## Data entries:
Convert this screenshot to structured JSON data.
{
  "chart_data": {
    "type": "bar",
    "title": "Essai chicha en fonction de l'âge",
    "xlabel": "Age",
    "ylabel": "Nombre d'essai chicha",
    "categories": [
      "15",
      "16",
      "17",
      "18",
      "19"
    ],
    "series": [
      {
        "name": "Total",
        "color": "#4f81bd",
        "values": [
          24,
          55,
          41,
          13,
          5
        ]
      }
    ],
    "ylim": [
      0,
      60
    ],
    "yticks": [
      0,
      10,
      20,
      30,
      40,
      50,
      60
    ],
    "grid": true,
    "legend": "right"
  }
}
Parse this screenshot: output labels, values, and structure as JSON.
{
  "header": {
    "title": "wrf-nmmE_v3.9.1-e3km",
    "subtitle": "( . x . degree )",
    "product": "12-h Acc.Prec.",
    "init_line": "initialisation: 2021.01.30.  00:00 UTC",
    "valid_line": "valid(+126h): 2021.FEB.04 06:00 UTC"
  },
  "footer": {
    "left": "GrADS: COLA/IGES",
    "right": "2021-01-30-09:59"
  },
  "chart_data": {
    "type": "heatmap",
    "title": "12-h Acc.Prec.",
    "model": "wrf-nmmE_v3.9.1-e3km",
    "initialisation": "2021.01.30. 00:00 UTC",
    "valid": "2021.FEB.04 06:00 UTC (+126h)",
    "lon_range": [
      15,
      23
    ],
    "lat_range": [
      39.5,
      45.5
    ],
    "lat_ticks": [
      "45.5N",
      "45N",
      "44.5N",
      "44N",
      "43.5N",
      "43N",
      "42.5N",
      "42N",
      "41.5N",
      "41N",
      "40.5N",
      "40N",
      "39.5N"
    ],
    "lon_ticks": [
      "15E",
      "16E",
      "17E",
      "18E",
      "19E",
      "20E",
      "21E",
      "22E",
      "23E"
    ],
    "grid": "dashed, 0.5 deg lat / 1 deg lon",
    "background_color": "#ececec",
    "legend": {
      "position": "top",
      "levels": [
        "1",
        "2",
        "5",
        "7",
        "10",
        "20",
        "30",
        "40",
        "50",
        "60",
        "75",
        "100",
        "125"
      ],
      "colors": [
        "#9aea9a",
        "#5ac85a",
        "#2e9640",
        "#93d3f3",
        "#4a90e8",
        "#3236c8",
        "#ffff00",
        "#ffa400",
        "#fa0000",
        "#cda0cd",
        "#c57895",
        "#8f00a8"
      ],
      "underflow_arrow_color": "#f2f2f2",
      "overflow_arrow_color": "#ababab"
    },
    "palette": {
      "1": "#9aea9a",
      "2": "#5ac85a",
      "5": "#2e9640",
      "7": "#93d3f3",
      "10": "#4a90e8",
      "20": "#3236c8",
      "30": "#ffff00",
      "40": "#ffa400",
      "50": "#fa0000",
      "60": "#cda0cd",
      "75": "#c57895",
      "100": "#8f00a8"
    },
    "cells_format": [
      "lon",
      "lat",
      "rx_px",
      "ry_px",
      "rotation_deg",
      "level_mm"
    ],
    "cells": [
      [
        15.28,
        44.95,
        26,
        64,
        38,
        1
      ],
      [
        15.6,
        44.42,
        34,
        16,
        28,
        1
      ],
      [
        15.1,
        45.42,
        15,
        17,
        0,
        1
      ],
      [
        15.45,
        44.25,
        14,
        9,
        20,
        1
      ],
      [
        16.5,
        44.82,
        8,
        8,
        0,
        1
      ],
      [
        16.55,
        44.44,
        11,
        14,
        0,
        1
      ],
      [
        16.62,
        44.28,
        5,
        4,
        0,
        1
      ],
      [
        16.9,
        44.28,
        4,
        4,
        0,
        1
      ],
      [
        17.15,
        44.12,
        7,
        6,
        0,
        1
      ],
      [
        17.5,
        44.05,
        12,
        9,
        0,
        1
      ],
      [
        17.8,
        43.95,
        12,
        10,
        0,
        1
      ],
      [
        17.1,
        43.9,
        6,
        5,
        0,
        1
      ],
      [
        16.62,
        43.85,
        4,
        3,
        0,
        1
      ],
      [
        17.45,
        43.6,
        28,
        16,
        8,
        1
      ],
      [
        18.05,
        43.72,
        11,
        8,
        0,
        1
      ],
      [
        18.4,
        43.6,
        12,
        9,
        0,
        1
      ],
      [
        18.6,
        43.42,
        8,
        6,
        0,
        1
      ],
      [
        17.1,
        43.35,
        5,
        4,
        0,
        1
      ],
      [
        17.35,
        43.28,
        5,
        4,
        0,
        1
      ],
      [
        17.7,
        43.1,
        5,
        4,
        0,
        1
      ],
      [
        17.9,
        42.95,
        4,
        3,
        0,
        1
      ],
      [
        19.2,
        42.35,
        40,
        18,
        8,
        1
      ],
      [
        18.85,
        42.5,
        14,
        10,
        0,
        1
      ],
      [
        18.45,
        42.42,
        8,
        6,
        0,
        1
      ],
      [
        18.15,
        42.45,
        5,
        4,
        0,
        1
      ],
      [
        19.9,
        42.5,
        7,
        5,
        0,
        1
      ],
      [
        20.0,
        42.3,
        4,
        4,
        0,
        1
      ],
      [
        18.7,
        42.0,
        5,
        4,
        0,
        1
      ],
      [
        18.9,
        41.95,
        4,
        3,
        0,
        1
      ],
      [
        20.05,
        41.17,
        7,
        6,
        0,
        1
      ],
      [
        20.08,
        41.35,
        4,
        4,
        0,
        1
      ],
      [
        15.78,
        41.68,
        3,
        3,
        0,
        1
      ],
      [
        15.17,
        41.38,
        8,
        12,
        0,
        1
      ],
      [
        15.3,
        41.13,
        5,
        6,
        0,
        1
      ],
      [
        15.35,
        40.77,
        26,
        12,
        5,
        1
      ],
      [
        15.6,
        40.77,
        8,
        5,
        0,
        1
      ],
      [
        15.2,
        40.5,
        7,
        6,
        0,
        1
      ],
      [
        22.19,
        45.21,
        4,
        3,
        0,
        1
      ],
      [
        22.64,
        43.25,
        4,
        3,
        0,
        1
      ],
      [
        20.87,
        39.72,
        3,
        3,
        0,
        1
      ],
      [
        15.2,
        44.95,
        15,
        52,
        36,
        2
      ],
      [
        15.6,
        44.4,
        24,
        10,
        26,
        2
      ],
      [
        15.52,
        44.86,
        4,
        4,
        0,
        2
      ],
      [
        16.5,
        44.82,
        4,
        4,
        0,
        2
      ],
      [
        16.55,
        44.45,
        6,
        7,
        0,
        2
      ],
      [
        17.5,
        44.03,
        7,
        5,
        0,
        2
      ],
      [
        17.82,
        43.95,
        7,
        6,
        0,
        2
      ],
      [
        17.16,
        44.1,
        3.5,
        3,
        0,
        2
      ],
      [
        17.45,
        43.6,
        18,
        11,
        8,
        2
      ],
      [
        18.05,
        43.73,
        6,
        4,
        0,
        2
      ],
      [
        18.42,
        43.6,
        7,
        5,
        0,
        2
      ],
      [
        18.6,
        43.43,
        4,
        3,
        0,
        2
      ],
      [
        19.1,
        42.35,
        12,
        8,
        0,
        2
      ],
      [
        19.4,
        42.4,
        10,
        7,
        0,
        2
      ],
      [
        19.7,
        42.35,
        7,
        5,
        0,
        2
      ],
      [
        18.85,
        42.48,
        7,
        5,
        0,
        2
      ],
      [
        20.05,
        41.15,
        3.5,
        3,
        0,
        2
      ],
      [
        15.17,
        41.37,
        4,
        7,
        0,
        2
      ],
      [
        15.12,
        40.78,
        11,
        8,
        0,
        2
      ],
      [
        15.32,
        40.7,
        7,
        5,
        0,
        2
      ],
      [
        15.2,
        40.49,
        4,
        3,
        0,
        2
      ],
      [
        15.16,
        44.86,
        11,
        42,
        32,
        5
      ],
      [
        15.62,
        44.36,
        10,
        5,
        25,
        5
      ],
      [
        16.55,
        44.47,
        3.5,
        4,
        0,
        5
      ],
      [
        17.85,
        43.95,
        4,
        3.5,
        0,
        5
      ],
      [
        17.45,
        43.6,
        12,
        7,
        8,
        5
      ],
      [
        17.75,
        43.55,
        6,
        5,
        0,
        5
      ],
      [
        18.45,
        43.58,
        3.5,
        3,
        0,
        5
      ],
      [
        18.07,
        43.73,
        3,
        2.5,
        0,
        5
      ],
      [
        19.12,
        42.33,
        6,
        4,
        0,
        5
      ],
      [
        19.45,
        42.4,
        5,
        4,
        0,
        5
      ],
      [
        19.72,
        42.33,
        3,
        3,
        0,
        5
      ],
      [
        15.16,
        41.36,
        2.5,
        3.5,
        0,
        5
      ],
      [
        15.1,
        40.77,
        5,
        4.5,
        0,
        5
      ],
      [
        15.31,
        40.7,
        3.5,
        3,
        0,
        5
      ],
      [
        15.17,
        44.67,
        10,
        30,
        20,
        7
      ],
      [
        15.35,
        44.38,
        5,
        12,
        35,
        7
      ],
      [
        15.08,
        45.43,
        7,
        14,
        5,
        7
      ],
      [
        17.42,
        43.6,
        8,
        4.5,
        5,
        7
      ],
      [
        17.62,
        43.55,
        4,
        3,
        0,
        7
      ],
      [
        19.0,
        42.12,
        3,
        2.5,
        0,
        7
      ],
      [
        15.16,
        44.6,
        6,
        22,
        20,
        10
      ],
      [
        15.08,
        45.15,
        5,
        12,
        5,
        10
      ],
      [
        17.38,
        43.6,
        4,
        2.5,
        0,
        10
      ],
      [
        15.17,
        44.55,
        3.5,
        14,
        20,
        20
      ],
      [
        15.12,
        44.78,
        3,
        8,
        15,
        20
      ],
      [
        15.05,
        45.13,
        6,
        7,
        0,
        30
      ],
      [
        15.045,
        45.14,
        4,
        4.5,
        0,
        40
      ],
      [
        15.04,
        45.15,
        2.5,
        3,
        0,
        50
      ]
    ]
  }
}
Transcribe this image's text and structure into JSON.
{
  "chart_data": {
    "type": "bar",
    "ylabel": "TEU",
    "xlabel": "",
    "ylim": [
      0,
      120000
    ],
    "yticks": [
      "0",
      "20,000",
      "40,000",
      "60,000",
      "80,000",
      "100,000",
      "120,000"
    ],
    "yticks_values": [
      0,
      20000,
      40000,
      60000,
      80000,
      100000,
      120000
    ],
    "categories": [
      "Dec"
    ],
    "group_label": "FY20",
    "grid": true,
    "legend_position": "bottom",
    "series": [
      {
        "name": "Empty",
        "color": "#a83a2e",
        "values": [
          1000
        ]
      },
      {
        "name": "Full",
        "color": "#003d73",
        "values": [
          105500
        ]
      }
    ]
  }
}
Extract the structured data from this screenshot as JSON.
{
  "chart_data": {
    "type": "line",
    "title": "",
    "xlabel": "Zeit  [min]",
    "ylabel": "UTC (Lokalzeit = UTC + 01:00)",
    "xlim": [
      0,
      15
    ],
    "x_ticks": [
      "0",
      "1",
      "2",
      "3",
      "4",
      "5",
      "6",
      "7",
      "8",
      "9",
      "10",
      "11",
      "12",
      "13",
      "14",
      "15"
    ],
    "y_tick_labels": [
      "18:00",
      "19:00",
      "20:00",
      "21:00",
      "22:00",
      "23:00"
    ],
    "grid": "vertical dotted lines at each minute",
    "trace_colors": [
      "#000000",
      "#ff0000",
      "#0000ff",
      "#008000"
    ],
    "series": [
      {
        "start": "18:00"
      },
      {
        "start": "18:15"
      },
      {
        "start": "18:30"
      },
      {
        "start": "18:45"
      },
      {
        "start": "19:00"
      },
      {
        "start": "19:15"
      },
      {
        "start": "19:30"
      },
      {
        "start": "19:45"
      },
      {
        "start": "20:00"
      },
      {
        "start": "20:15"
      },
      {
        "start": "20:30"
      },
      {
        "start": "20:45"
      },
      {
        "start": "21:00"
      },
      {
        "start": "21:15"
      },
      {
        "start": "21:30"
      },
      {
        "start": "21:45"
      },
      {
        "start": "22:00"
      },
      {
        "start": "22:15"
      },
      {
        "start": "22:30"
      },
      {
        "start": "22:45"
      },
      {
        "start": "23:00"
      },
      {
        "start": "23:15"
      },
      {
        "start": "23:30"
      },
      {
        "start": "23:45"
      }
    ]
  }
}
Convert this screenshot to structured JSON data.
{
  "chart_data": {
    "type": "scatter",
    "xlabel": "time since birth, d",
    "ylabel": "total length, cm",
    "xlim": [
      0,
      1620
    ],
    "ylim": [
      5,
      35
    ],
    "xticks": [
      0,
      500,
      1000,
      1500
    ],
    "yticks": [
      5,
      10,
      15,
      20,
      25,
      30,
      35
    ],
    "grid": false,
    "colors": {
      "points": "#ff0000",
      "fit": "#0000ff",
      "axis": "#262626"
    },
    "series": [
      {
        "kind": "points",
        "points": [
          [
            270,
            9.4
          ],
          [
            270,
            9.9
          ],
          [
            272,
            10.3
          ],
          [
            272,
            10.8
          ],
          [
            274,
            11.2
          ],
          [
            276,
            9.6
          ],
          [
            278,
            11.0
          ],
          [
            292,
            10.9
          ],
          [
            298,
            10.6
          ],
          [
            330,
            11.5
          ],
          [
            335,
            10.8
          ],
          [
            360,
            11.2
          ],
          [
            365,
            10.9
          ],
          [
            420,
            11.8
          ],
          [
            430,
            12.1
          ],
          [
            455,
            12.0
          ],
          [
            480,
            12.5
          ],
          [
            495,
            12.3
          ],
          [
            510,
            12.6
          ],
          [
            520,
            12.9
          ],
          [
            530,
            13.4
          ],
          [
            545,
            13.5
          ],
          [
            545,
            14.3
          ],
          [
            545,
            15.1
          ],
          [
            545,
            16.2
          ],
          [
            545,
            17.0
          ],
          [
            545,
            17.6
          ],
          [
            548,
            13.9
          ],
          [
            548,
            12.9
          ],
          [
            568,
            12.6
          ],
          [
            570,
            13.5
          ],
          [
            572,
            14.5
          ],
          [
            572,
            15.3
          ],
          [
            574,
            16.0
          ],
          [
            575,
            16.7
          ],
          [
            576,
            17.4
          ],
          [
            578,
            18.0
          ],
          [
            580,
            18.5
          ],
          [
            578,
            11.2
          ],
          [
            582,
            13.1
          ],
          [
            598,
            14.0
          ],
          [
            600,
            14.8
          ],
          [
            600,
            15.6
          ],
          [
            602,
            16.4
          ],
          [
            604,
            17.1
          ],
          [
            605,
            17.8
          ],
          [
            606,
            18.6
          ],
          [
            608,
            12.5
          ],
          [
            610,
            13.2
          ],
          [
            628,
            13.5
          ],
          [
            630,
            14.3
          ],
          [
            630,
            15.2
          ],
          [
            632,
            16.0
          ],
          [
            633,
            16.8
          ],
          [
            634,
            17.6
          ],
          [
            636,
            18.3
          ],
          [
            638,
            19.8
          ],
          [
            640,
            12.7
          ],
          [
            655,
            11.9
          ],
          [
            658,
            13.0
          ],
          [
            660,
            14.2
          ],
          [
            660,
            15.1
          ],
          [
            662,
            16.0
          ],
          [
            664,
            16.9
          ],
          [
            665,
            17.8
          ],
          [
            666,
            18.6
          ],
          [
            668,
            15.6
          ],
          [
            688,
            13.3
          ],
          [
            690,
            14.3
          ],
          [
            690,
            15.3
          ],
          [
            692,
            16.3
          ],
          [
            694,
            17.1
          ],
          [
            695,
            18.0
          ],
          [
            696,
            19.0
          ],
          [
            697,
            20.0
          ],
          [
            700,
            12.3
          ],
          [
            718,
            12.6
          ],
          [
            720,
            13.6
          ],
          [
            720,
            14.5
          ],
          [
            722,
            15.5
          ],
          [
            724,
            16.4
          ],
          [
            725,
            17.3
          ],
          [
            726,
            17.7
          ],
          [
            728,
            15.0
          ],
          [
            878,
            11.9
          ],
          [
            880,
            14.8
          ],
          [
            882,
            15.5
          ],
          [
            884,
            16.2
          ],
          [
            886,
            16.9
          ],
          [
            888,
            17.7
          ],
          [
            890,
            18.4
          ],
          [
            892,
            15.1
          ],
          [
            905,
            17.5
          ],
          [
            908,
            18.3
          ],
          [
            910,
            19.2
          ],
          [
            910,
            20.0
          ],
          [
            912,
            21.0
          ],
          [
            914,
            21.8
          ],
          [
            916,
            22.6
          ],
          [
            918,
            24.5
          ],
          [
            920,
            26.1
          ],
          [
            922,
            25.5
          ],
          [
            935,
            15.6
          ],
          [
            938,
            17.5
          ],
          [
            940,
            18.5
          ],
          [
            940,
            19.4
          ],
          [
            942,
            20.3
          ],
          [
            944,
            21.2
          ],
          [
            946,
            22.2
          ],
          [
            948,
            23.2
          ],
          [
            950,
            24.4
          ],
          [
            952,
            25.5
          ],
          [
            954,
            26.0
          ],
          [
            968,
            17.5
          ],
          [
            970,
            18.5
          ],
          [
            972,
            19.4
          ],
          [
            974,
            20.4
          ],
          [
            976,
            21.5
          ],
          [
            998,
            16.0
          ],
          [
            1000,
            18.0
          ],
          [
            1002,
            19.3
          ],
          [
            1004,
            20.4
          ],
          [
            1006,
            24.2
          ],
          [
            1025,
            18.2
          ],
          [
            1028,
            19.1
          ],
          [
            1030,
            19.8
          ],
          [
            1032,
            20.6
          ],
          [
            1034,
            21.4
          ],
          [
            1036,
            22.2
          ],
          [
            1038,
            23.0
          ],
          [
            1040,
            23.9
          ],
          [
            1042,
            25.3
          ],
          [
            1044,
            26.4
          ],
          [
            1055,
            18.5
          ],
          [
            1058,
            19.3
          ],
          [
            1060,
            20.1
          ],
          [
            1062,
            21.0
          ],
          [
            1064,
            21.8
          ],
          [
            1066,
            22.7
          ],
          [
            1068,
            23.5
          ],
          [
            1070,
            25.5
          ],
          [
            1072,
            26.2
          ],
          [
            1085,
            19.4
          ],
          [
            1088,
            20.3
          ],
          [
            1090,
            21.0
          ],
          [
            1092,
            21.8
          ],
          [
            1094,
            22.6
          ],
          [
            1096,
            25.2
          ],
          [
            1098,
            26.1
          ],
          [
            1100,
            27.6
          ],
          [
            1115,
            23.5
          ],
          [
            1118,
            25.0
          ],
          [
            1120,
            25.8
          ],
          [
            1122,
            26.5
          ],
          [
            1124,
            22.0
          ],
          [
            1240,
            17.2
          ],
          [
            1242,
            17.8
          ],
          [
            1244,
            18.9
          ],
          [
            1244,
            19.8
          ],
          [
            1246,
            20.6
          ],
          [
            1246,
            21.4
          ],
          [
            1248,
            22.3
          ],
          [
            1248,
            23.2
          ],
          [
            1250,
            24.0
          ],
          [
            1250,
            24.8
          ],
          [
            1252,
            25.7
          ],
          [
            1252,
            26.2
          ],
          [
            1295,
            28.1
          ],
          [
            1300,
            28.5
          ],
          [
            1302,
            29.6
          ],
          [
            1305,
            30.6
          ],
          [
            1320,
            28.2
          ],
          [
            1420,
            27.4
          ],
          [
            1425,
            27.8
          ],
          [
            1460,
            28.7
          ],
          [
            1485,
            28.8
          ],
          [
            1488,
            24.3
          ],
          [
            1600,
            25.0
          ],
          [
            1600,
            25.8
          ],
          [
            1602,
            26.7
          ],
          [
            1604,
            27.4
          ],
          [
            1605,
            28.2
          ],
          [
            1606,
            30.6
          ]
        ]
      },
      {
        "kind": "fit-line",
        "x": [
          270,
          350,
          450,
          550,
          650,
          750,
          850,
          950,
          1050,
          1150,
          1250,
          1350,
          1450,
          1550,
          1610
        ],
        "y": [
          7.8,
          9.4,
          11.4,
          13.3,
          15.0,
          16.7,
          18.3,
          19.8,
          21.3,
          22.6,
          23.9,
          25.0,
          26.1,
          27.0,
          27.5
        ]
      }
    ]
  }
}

## Job:
Copy all lines from the material that include "chicha".

## Task solution:
    "title": "Essai chicha en fonction de l'âge",
    "ylabel": "Nombre d'essai chicha",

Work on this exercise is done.